[Raw records]
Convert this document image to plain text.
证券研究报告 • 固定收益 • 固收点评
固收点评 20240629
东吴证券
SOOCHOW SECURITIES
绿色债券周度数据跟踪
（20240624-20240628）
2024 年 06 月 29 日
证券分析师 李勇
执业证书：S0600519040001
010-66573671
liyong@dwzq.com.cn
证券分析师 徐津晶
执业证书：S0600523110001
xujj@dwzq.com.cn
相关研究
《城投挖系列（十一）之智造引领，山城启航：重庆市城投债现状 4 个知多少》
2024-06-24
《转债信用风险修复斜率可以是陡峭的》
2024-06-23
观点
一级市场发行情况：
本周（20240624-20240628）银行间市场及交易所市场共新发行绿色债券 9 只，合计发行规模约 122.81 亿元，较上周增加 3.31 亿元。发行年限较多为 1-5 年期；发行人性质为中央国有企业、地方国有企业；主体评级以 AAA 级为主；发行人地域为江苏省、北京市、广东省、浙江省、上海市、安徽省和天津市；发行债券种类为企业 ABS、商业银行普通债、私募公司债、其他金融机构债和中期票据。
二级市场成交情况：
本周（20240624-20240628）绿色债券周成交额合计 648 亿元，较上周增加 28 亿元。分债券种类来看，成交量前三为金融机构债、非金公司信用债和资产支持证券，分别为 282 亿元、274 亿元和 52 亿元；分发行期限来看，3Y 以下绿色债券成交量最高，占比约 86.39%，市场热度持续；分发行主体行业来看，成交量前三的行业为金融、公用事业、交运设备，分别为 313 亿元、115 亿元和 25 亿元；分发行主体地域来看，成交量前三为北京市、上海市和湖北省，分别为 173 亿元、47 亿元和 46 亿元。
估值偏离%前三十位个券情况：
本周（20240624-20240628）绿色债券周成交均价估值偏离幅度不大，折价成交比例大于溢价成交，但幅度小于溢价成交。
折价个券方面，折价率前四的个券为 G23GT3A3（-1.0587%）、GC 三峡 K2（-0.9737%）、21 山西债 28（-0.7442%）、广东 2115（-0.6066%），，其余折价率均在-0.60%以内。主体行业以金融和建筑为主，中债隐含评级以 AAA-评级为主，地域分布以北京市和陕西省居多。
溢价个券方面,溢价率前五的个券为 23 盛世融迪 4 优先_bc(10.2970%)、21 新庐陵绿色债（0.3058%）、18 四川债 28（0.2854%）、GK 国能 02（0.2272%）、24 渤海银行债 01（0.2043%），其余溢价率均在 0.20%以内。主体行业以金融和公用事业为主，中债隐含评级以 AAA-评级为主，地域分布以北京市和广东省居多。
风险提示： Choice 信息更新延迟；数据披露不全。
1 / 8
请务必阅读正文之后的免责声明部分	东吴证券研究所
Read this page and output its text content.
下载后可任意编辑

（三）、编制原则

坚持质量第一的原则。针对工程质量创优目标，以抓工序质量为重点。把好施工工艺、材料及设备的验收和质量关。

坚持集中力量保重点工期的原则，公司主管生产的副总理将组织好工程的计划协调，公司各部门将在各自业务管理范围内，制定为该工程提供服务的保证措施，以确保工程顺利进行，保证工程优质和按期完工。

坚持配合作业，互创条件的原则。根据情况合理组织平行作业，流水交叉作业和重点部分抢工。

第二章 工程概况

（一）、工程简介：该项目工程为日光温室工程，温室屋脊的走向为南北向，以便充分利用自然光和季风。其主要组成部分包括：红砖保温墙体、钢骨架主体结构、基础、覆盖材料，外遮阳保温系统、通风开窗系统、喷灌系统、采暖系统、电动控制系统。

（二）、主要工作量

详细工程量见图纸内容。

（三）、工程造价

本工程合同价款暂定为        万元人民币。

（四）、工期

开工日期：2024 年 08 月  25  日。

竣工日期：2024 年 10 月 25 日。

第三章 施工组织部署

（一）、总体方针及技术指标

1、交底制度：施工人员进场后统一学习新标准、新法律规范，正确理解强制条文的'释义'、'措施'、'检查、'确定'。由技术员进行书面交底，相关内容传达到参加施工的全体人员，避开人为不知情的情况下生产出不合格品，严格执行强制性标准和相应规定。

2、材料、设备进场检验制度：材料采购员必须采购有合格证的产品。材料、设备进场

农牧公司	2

▸ **REQUIREMENTS**: For the records above, state how many lines include the string "执业证书", giving the number and nothing else.

▸ **RESULT**: 2